-- START DATA RECORDS --

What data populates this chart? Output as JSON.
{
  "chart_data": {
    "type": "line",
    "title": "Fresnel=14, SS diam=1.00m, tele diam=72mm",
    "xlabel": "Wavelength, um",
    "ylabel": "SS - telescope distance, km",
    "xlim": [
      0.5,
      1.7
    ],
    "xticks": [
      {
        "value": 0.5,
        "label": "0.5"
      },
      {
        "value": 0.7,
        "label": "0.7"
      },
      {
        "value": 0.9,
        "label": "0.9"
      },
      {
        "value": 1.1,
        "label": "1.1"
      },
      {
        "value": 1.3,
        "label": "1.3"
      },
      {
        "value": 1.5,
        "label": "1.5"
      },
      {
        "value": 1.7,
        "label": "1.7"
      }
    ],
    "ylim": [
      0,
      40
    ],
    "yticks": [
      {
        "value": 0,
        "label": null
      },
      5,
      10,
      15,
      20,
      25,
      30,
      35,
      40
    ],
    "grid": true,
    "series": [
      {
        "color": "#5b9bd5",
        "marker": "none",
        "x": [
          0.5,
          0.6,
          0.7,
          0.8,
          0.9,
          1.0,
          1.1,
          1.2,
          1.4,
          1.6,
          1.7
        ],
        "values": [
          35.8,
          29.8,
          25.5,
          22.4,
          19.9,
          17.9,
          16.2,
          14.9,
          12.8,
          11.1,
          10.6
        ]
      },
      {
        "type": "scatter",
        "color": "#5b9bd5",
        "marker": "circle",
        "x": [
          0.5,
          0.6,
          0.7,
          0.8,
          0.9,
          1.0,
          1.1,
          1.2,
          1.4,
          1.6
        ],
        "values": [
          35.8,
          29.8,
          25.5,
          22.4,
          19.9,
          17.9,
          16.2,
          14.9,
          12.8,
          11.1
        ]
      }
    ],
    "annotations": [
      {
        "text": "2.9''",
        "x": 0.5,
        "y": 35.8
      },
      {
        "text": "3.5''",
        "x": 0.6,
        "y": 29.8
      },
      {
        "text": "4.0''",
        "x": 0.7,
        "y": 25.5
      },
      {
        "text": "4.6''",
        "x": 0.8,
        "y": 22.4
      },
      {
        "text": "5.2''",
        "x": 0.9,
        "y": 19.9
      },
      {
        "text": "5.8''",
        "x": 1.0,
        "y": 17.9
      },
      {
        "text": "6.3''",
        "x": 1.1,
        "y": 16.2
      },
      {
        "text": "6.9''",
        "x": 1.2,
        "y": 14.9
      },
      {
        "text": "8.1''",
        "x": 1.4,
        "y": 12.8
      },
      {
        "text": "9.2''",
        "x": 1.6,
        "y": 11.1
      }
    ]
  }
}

-- END DATA RECORDS --

**WRITTEN REQUEST:** Which lines contain "text"? Copy each of them out.

**RESULT:**
        "text": "2.9''",
        "text": "3.5''",
        "text": "4.0''",
        "text": "4.6''",
        "text": "5.2''",
        "text": "5.8''",
        "text": "6.3''",
        "text": "6.9''",
        "text": "8.1''",
        "text": "9.2''",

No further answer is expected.